● **Data excerpts**:
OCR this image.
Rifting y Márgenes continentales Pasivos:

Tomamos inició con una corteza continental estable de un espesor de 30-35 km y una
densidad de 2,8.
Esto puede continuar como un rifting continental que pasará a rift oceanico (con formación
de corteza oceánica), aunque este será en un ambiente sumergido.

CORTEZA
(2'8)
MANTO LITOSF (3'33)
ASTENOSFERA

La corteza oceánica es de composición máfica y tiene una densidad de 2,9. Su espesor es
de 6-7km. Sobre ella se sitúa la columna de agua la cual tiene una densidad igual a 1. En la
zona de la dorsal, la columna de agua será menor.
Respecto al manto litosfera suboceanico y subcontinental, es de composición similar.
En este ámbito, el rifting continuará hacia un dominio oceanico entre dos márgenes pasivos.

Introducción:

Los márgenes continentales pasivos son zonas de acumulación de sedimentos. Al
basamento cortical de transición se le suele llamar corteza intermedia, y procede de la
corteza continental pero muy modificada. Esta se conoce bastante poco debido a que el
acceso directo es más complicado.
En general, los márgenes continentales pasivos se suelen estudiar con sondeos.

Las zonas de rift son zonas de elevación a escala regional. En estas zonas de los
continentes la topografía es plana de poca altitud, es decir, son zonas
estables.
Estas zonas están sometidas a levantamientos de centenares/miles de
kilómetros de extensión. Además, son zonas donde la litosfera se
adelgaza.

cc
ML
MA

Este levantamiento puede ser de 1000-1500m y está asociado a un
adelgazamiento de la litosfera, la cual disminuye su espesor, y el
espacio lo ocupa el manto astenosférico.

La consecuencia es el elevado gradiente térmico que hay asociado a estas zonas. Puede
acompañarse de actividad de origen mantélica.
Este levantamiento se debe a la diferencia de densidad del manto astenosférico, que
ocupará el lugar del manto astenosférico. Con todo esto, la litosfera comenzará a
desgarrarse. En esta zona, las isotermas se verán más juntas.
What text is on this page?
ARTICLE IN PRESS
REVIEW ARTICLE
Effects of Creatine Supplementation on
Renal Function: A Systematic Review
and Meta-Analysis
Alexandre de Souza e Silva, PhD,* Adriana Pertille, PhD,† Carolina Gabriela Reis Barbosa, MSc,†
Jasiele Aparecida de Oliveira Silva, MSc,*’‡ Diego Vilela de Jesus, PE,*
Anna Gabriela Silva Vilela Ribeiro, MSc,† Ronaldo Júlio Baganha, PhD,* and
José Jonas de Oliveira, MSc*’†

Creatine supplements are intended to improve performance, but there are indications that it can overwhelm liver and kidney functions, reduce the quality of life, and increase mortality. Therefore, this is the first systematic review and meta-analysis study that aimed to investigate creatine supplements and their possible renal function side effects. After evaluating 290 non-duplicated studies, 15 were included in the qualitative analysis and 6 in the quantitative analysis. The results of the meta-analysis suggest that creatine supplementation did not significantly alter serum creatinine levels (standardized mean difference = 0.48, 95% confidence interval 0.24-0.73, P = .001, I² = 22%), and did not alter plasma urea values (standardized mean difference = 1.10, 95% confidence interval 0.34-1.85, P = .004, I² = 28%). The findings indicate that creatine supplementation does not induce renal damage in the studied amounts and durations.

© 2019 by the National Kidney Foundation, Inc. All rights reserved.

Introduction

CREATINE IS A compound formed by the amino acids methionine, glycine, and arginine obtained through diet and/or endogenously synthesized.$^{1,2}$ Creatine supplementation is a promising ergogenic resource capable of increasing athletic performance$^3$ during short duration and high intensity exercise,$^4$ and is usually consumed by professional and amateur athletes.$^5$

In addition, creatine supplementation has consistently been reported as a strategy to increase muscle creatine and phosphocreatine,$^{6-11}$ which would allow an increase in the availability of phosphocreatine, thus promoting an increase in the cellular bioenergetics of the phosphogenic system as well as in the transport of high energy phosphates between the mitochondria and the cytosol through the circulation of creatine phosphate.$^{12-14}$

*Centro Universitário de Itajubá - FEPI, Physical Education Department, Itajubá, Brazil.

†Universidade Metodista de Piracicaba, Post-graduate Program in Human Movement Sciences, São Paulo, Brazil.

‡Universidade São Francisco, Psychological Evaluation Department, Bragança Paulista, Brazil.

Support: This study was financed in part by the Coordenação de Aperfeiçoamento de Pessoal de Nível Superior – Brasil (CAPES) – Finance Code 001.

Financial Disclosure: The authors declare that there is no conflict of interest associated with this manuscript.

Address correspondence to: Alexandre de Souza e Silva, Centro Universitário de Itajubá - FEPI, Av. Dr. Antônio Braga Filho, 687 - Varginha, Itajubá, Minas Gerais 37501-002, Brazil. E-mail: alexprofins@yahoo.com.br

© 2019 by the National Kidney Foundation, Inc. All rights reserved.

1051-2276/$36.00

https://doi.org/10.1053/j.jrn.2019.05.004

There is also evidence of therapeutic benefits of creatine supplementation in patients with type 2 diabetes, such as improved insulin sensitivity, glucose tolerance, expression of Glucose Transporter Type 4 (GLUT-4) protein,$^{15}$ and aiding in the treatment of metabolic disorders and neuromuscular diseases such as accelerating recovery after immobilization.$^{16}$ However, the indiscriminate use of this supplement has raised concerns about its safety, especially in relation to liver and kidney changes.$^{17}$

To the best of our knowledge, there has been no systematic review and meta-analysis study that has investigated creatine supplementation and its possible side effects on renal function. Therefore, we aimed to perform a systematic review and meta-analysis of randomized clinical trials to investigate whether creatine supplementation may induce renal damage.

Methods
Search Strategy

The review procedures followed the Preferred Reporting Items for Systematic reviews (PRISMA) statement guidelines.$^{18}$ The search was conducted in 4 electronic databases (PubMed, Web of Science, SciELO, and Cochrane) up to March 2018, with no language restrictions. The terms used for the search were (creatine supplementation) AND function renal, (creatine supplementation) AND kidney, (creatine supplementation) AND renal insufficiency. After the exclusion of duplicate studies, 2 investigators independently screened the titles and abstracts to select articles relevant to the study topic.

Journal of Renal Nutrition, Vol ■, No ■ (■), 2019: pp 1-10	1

● **ABOUT THIS TASK**: Return the records given above in their entirety, word for word.

● **TASK ANSWER**:
OCR this image.
Rifting y Márgenes continentales Pasivos:

Tomamos inició con una corteza continental estable de un espesor de 30-35 km y una
densidad de 2,8.
Esto puede continuar como un rifting continental que pasará a rift oceanico (con formación
de corteza oceánica), aunque este será en un ambiente sumergido.

CORTEZA
(2'8)
MANTO LITOSF (3'33)
ASTENOSFERA

La corteza oceánica es de composición máfica y tiene una densidad de 2,9. Su espesor es
de 6-7km. Sobre ella se sitúa la columna de agua la cual tiene una densidad igual a 1. En la
zona de la dorsal, la columna de agua será menor.
Respecto al manto litosfera suboceanico y subcontinental, es de composición similar.
En este ámbito, el rifting continuará hacia un dominio oceanico entre dos márgenes pasivos.

Introducción:

Los márgenes continentales pasivos son zonas de acumulación de sedimentos. Al
basamento cortical de transición se le suele llamar corteza intermedia, y procede de la
corteza continental pero muy modificada. Esta se conoce bastante poco debido a que el
acceso directo es más complicado.
En general, los márgenes continentales pasivos se suelen estudiar con sondeos.

Las zonas de rift son zonas de elevación a escala regional. En estas zonas de los
continentes la topografía es plana de poca altitud, es decir, son zonas
estables.
Estas zonas están sometidas a levantamientos de centenares/miles de
kilómetros de extensión. Además, son zonas donde la litosfera se
adelgaza.

cc
ML
MA

Este levantamiento puede ser de 1000-1500m y está asociado a un
adelgazamiento de la litosfera, la cual disminuye su espesor, y el
espacio lo ocupa el manto astenosférico.

La consecuencia es el elevado gradiente térmico que hay asociado a estas zonas. Puede
acompañarse de actividad de origen mantélica.
Este levantamiento se debe a la diferencia de densidad del manto astenosférico, que
ocupará el lugar del manto astenosférico. Con todo esto, la litosfera comenzará a
desgarrarse. En esta zona, las isotermas se verán más juntas.
What text is on this page?
ARTICLE IN PRESS
REVIEW ARTICLE
Effects of Creatine Supplementation on
Renal Function: A Systematic Review
and Meta-Analysis
Alexandre de Souza e Silva, PhD,* Adriana Pertille, PhD,† Carolina Gabriela Reis Barbosa, MSc,†
Jasiele Aparecida de Oliveira Silva, MSc,*’‡ Diego Vilela de Jesus, PE,*
Anna Gabriela Silva Vilela Ribeiro, MSc,† Ronaldo Júlio Baganha, PhD,* and
José Jonas de Oliveira, MSc*’†

Creatine supplements are intended to improve performance, but there are indications that it can overwhelm liver and kidney functions, reduce the quality of life, and increase mortality. Therefore, this is the first systematic review and meta-analysis study that aimed to investigate creatine supplements and their possible renal function side effects. After evaluating 290 non-duplicated studies, 15 were included in the qualitative analysis and 6 in the quantitative analysis. The results of the meta-analysis suggest that creatine supplementation did not significantly alter serum creatinine levels (standardized mean difference = 0.48, 95% confidence interval 0.24-0.73, P = .001, I² = 22%), and did not alter plasma urea values (standardized mean difference = 1.10, 95% confidence interval 0.34-1.85, P = .004, I² = 28%). The findings indicate that creatine supplementation does not induce renal damage in the studied amounts and durations.

© 2019 by the National Kidney Foundation, Inc. All rights reserved.

Introduction

CREATINE IS A compound formed by the amino acids methionine, glycine, and arginine obtained through diet and/or endogenously synthesized.$^{1,2}$ Creatine supplementation is a promising ergogenic resource capable of increasing athletic performance$^3$ during short duration and high intensity exercise,$^4$ and is usually consumed by professional and amateur athletes.$^5$

In addition, creatine supplementation has consistently been reported as a strategy to increase muscle creatine and phosphocreatine,$^{6-11}$ which would allow an increase in the availability of phosphocreatine, thus promoting an increase in the cellular bioenergetics of the phosphogenic system as well as in the transport of high energy phosphates between the mitochondria and the cytosol through the circulation of creatine phosphate.$^{12-14}$

*Centro Universitário de Itajubá - FEPI, Physical Education Department, Itajubá, Brazil.

†Universidade Metodista de Piracicaba, Post-graduate Program in Human Movement Sciences, São Paulo, Brazil.

‡Universidade São Francisco, Psychological Evaluation Department, Bragança Paulista, Brazil.

Support: This study was financed in part by the Coordenação de Aperfeiçoamento de Pessoal de Nível Superior – Brasil (CAPES) – Finance Code 001.

Financial Disclosure: The authors declare that there is no conflict of interest associated with this manuscript.

Address correspondence to: Alexandre de Souza e Silva, Centro Universitário de Itajubá - FEPI, Av. Dr. Antônio Braga Filho, 687 - Varginha, Itajubá, Minas Gerais 37501-002, Brazil. E-mail: alexprofins@yahoo.com.br

© 2019 by the National Kidney Foundation, Inc. All rights reserved.

1051-2276/$36.00

https://doi.org/10.1053/j.jrn.2019.05.004

There is also evidence of therapeutic benefits of creatine supplementation in patients with type 2 diabetes, such as improved insulin sensitivity, glucose tolerance, expression of Glucose Transporter Type 4 (GLUT-4) protein,$^{15}$ and aiding in the treatment of metabolic disorders and neuromuscular diseases such as accelerating recovery after immobilization.$^{16}$ However, the indiscriminate use of this supplement has raised concerns about its safety, especially in relation to liver and kidney changes.$^{17}$

To the best of our knowledge, there has been no systematic review and meta-analysis study that has investigated creatine supplementation and its possible side effects on renal function. Therefore, we aimed to perform a systematic review and meta-analysis of randomized clinical trials to investigate whether creatine supplementation may induce renal damage.

Methods
Search Strategy

The review procedures followed the Preferred Reporting Items for Systematic reviews (PRISMA) statement guidelines.$^{18}$ The search was conducted in 4 electronic databases (PubMed, Web of Science, SciELO, and Cochrane) up to March 2018, with no language restrictions. The terms used for the search were (creatine supplementation) AND function renal, (creatine supplementation) AND kidney, (creatine supplementation) AND renal insufficiency. After the exclusion of duplicate studies, 2 investigators independently screened the titles and abstracts to select articles relevant to the study topic.

Journal of Renal Nutrition, Vol ■, No ■ (■), 2019: pp 1-10	1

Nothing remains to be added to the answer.